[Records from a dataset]
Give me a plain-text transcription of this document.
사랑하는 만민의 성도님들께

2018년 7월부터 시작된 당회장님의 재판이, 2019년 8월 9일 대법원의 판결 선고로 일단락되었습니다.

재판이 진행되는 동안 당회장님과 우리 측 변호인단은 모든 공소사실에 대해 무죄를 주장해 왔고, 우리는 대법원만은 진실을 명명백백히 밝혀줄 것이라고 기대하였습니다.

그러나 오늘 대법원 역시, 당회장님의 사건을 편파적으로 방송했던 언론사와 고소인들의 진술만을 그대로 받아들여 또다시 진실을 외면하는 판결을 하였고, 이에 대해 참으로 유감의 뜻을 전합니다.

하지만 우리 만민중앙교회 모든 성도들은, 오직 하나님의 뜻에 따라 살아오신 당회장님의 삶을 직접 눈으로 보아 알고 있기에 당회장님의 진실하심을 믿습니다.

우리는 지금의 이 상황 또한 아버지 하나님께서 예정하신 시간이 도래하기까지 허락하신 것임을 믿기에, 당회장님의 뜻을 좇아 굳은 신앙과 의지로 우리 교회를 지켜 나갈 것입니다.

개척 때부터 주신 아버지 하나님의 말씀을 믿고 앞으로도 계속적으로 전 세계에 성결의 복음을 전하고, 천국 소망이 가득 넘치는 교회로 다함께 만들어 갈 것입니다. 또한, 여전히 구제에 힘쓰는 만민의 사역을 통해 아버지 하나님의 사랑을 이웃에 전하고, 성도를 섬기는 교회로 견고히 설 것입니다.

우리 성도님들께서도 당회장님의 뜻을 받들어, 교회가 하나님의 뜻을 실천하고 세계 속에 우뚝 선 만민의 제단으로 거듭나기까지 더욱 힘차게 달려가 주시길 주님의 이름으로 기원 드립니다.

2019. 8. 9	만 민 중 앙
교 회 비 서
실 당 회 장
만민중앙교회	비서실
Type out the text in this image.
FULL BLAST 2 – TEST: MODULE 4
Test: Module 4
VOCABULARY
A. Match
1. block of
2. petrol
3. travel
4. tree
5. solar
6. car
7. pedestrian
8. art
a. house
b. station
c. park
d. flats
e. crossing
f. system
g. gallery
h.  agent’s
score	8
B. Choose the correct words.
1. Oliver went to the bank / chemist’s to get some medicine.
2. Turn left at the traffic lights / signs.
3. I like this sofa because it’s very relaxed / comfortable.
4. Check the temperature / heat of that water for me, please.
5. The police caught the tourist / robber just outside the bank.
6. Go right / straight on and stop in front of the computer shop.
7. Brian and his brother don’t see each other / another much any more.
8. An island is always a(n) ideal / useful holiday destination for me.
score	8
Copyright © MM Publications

* _SET PROBLEM_: Print all of the entries again, exactly as written.

* _SOLUTION FOR THIS EXERCISE_:
Give me a plain-text transcription of this document.
사랑하는 만민의 성도님들께

2018년 7월부터 시작된 당회장님의 재판이, 2019년 8월 9일 대법원의 판결 선고로 일단락되었습니다.

재판이 진행되는 동안 당회장님과 우리 측 변호인단은 모든 공소사실에 대해 무죄를 주장해 왔고, 우리는 대법원만은 진실을 명명백백히 밝혀줄 것이라고 기대하였습니다.

그러나 오늘 대법원 역시, 당회장님의 사건을 편파적으로 방송했던 언론사와 고소인들의 진술만을 그대로 받아들여 또다시 진실을 외면하는 판결을 하였고, 이에 대해 참으로 유감의 뜻을 전합니다.

하지만 우리 만민중앙교회 모든 성도들은, 오직 하나님의 뜻에 따라 살아오신 당회장님의 삶을 직접 눈으로 보아 알고 있기에 당회장님의 진실하심을 믿습니다.

우리는 지금의 이 상황 또한 아버지 하나님께서 예정하신 시간이 도래하기까지 허락하신 것임을 믿기에, 당회장님의 뜻을 좇아 굳은 신앙과 의지로 우리 교회를 지켜 나갈 것입니다.

개척 때부터 주신 아버지 하나님의 말씀을 믿고 앞으로도 계속적으로 전 세계에 성결의 복음을 전하고, 천국 소망이 가득 넘치는 교회로 다함께 만들어 갈 것입니다. 또한, 여전히 구제에 힘쓰는 만민의 사역을 통해 아버지 하나님의 사랑을 이웃에 전하고, 성도를 섬기는 교회로 견고히 설 것입니다.

우리 성도님들께서도 당회장님의 뜻을 받들어, 교회가 하나님의 뜻을 실천하고 세계 속에 우뚝 선 만민의 제단으로 거듭나기까지 더욱 힘차게 달려가 주시길 주님의 이름으로 기원 드립니다.

2019. 8. 9	만 민 중 앙
교 회 비 서
실 당 회 장
만민중앙교회	비서실
Type out the text in this image.
FULL BLAST 2 – TEST: MODULE 4
Test: Module 4
VOCABULARY
A. Match
1. block of
2. petrol
3. travel
4. tree
5. solar
6. car
7. pedestrian
8. art
a. house
b. station
c. park
d. flats
e. crossing
f. system
g. gallery
h.  agent’s
score	8
B. Choose the correct words.
1. Oliver went to the bank / chemist’s to get some medicine.
2. Turn left at the traffic lights / signs.
3. I like this sofa because it’s very relaxed / comfortable.
4. Check the temperature / heat of that water for me, please.
5. The police caught the tourist / robber just outside the bank.
6. Go right / straight on and stop in front of the computer shop.
7. Brian and his brother don’t see each other / another much any more.
8. An island is always a(n) ideal / useful holiday destination for me.
score	8
Copyright © MM Publications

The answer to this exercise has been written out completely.